> Dataset records
########################################
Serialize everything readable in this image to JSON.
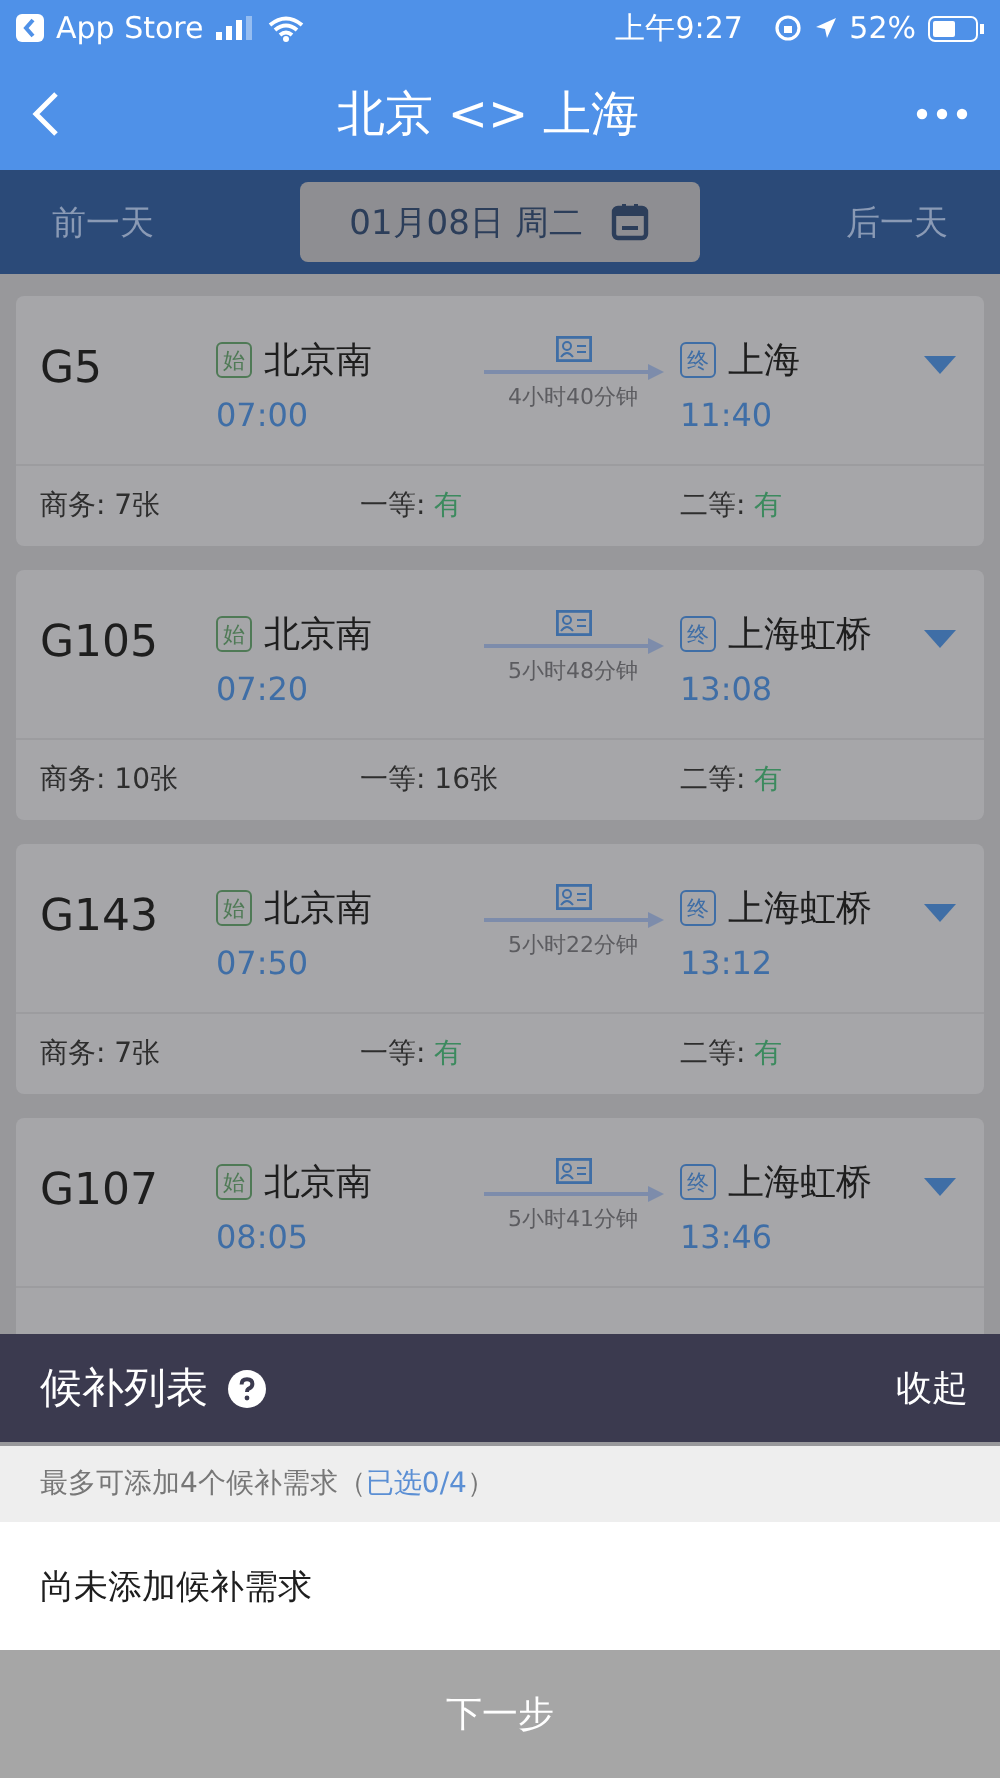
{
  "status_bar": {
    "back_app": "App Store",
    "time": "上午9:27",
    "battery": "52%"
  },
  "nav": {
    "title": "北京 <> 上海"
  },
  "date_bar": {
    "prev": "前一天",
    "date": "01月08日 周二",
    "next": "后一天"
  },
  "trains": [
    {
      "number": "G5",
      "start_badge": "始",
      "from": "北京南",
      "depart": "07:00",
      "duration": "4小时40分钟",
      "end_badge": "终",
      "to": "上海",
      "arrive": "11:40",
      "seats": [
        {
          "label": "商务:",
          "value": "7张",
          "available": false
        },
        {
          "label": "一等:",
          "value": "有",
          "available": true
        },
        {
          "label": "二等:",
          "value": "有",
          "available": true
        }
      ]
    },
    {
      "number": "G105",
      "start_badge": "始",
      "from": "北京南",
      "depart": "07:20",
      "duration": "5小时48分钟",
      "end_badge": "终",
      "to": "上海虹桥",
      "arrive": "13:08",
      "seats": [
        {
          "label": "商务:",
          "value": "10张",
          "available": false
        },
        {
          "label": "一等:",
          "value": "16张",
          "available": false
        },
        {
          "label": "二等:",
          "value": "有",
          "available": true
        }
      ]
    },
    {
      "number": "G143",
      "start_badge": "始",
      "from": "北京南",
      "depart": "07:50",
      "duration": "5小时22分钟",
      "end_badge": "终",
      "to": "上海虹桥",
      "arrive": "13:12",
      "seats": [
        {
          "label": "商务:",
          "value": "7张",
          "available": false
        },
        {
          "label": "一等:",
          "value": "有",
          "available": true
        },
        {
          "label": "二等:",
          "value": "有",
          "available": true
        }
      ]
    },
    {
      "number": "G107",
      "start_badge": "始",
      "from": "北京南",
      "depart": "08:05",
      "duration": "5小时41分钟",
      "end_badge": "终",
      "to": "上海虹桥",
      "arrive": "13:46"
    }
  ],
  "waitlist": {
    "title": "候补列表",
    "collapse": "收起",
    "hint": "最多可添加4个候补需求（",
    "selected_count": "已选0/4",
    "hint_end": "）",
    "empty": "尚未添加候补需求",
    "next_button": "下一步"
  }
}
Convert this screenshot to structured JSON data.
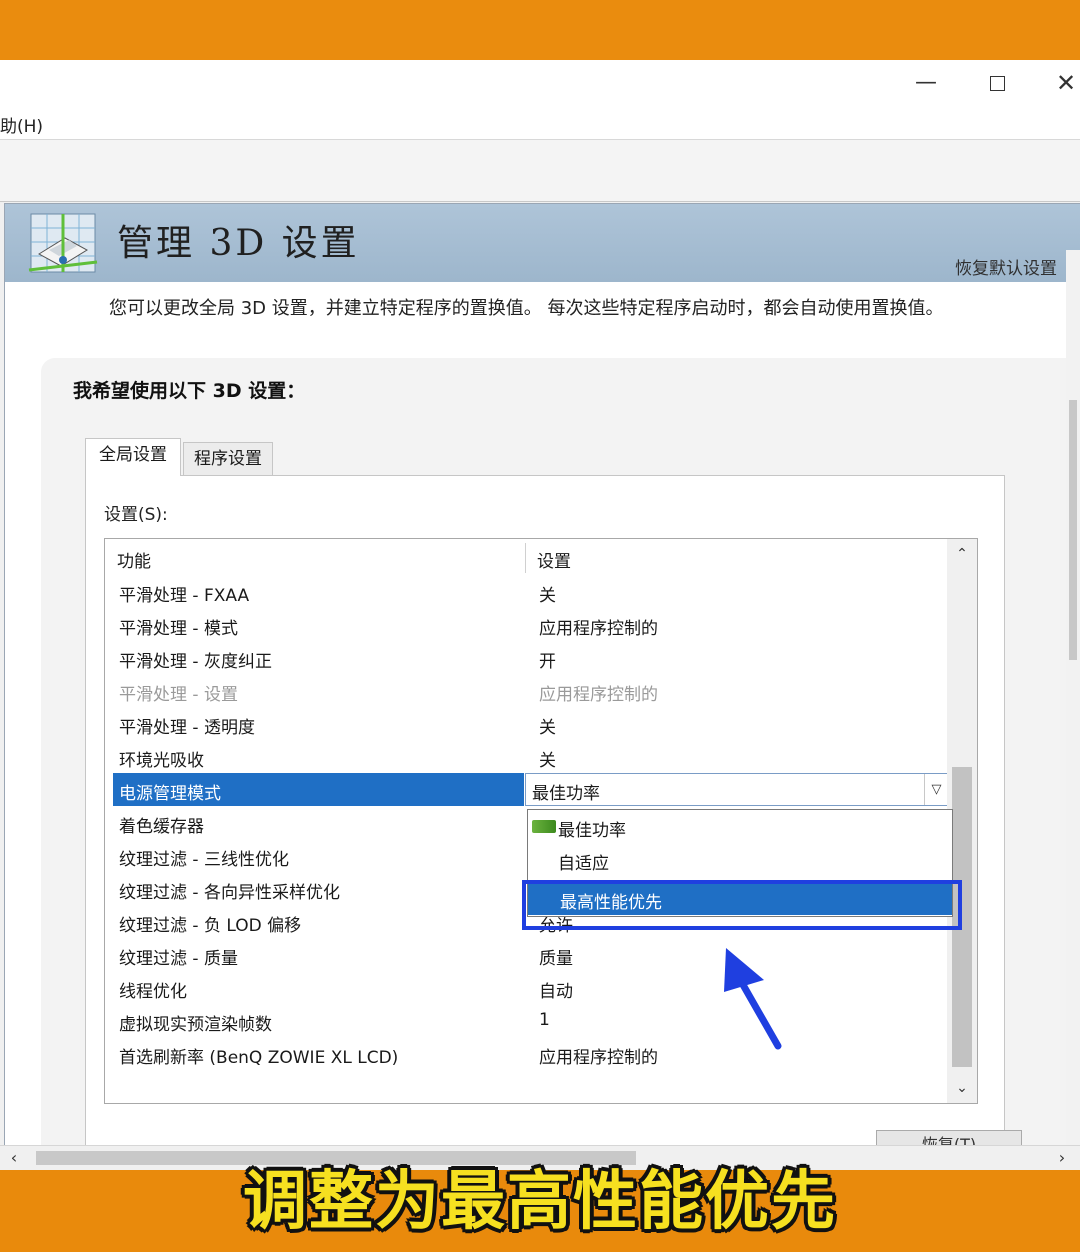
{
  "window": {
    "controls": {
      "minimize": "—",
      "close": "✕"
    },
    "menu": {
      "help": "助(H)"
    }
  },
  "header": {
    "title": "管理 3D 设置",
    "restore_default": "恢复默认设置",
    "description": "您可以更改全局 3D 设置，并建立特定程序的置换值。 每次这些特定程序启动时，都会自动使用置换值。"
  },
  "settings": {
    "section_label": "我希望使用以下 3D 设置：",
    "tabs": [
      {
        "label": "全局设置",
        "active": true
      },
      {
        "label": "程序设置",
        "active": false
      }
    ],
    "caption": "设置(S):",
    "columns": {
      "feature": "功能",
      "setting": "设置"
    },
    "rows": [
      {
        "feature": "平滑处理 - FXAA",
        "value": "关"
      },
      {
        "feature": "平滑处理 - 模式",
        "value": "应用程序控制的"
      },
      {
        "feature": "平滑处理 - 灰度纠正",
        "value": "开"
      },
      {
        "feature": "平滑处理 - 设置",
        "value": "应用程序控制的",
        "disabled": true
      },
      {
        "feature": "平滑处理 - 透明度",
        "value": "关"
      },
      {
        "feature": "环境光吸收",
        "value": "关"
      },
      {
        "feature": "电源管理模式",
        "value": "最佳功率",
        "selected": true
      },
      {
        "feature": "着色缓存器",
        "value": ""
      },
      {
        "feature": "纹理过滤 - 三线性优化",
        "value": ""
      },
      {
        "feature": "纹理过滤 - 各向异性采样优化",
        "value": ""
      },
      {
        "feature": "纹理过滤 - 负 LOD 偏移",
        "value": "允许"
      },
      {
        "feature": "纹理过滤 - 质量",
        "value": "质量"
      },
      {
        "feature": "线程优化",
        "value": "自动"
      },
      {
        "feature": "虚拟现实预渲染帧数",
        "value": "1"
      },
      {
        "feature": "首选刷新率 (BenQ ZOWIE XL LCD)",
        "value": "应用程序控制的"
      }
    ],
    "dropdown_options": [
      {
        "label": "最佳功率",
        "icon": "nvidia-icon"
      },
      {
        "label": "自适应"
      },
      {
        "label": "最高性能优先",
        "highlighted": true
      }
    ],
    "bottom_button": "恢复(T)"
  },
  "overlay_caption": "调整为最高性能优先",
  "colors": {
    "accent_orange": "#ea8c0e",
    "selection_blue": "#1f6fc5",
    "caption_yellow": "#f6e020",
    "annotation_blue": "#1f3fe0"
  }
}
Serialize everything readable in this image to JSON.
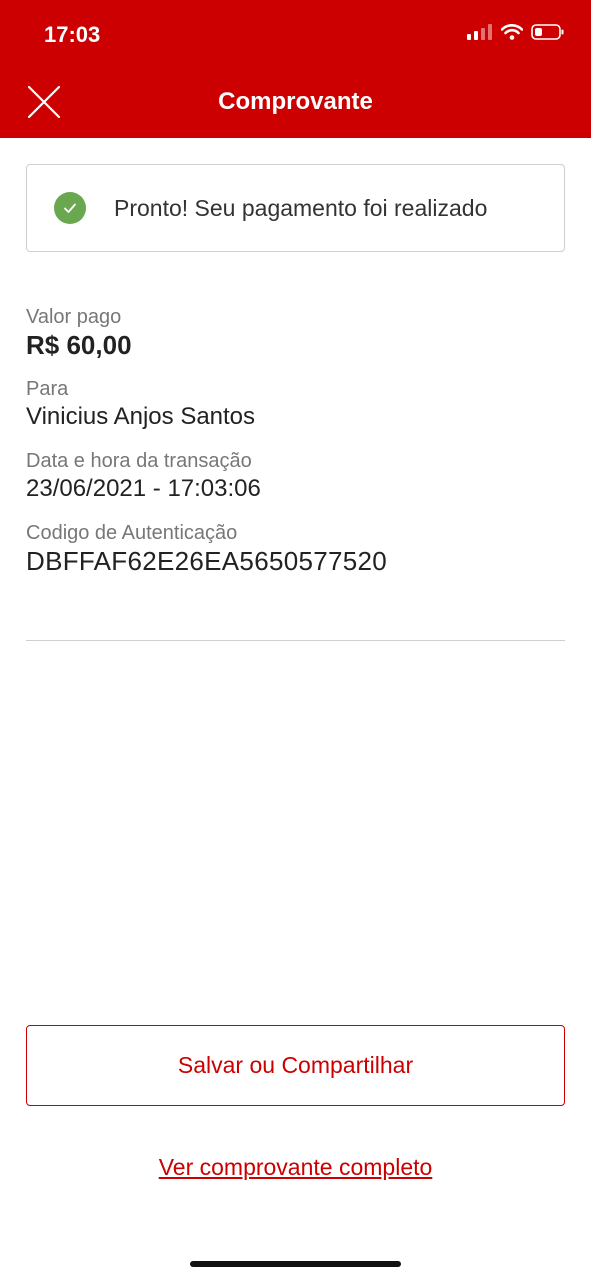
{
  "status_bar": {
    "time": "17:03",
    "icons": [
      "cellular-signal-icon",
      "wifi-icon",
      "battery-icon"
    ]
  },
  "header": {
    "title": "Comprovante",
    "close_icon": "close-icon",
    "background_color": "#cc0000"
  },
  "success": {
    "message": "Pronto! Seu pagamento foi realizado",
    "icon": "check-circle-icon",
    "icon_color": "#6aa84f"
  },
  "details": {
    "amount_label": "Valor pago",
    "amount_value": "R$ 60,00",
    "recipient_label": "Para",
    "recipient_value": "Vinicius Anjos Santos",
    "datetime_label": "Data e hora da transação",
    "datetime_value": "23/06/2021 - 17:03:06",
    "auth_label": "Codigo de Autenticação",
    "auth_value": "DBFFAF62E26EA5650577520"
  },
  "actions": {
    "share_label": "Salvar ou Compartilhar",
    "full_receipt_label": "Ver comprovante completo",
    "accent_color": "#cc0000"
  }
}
########################################
> Description of the task
Copy each line exactly, and leave the pictures out of your copy.

> Right answer
Serialize everything readable in this image to JSON.
{
  "status_bar": {
    "back_app": "App Store",
    "time": "上午9:27",
    "battery": "52%"
  },
  "nav": {
    "title": "北京 <> 上海"
  },
  "date_bar": {
    "prev": "前一天",
    "date": "01月08日 周二",
    "next": "后一天"
  },
  "trains": [
    {
      "number": "G5",
      "start_badge": "始",
      "from": "北京南",
      "depart": "07:00",
      "duration": "4小时40分钟",
      "end_badge": "终",
      "to": "上海",
      "arrive": "11:40",
      "seats": [
        {
          "label": "商务:",
          "value": "7张",
          "available": false
        },
        {
          "label": "一等:",
          "value": "有",
          "available": true
        },
        {
          "label": "二等:",
          "value": "有",
          "available": true
        }
      ]
    },
    {
      "number": "G105",
      "start_badge": "始",
      "from": "北京南",
      "depart": "07:20",
      "duration": "5小时48分钟",
      "end_badge": "终",
      "to": "上海虹桥",
      "arrive": "13:08",
      "seats": [
        {
          "label": "商务:",
          "value": "10张",
          "available": false
        },
        {
          "label": "一等:",
          "value": "16张",
          "available": false
        },
        {
          "label": "二等:",
          "value": "有",
          "available": true
        }
      ]
    },
    {
      "number": "G143",
      "start_badge": "始",
      "from": "北京南",
      "depart": "07:50",
      "duration": "5小时22分钟",
      "end_badge": "终",
      "to": "上海虹桥",
      "arrive": "13:12",
      "seats": [
        {
          "label": "商务:",
          "value": "7张",
          "available": false
        },
        {
          "label": "一等:",
          "value": "有",
          "available": true
        },
        {
          "label": "二等:",
          "value": "有",
          "available": true
        }
      ]
    },
    {
      "number": "G107",
      "start_badge": "始",
      "from": "北京南",
      "depart": "08:05",
      "duration": "5小时41分钟",
      "end_badge": "终",
      "to": "上海虹桥",
      "arrive": "13:46"
    }
  ],
  "waitlist": {
    "title": "候补列表",
    "collapse": "收起",
    "hint": "最多可添加4个候补需求（",
    "selected_count": "已选0/4",
    "hint_end": "）",
    "empty": "尚未添加候补需求",
    "next_button": "下一步"
  }
}
Convert this screenshot to structured JSON data.
{
  "window": {
    "controls": {
      "minimize": "—",
      "close": "✕"
    },
    "menu": {
      "help": "助(H)"
    }
  },
  "header": {
    "title": "管理 3D 设置",
    "restore_default": "恢复默认设置",
    "description": "您可以更改全局 3D 设置，并建立特定程序的置换值。 每次这些特定程序启动时，都会自动使用置换值。"
  },
  "settings": {
    "section_label": "我希望使用以下 3D 设置：",
    "tabs": [
      {
        "label": "全局设置",
        "active": true
      },
      {
        "label": "程序设置",
        "active": false
      }
    ],
    "caption": "设置(S):",
    "columns": {
      "feature": "功能",
      "setting": "设置"
    },
    "rows": [
      {
        "feature": "平滑处理 - FXAA",
        "value": "关"
      },
      {
        "feature": "平滑处理 - 模式",
        "value": "应用程序控制的"
      },
      {
        "feature": "平滑处理 - 灰度纠正",
        "value": "开"
      },
      {
        "feature": "平滑处理 - 设置",
        "value": "应用程序控制的",
        "disabled": true
      },
      {
        "feature": "平滑处理 - 透明度",
        "value": "关"
      },
      {
        "feature": "环境光吸收",
        "value": "关"
      },
      {
        "feature": "电源管理模式",
        "value": "最佳功率",
        "selected": true
      },
      {
        "feature": "着色缓存器",
        "value": ""
      },
      {
        "feature": "纹理过滤 - 三线性优化",
        "value": ""
      },
      {
        "feature": "纹理过滤 - 各向异性采样优化",
        "value": ""
      },
      {
        "feature": "纹理过滤 - 负 LOD 偏移",
        "value": "允许"
      },
      {
        "feature": "纹理过滤 - 质量",
        "value": "质量"
      },
      {
        "feature": "线程优化",
        "value": "自动"
      },
      {
        "feature": "虚拟现实预渲染帧数",
        "value": "1"
      },
      {
        "feature": "首选刷新率 (BenQ ZOWIE XL LCD)",
        "value": "应用程序控制的"
      }
    ],
    "dropdown_options": [
      {
        "label": "最佳功率",
        "icon": "nvidia-icon"
      },
      {
        "label": "自适应"
      },
      {
        "label": "最高性能优先",
        "highlighted": true
      }
    ],
    "bottom_button": "恢复(T)"
  },
  "overlay_caption": "调整为最高性能优先",
  "colors": {
    "accent_orange": "#ea8c0e",
    "selection_blue": "#1f6fc5",
    "caption_yellow": "#f6e020",
    "annotation_blue": "#1f3fe0"
  }
}
Serialize everything readable in this image to JSON.
{
  "status_bar": {
    "time": "17:03",
    "icons": [
      "cellular-signal-icon",
      "wifi-icon",
      "battery-icon"
    ]
  },
  "header": {
    "title": "Comprovante",
    "close_icon": "close-icon",
    "background_color": "#cc0000"
  },
  "success": {
    "message": "Pronto! Seu pagamento foi realizado",
    "icon": "check-circle-icon",
    "icon_color": "#6aa84f"
  },
  "details": {
    "amount_label": "Valor pago",
    "amount_value": "R$ 60,00",
    "recipient_label": "Para",
    "recipient_value": "Vinicius Anjos Santos",
    "datetime_label": "Data e hora da transação",
    "datetime_value": "23/06/2021 - 17:03:06",
    "auth_label": "Codigo de Autenticação",
    "auth_value": "DBFFAF62E26EA5650577520"
  },
  "actions": {
    "share_label": "Salvar ou Compartilhar",
    "full_receipt_label": "Ver comprovante completo",
    "accent_color": "#cc0000"
  }
}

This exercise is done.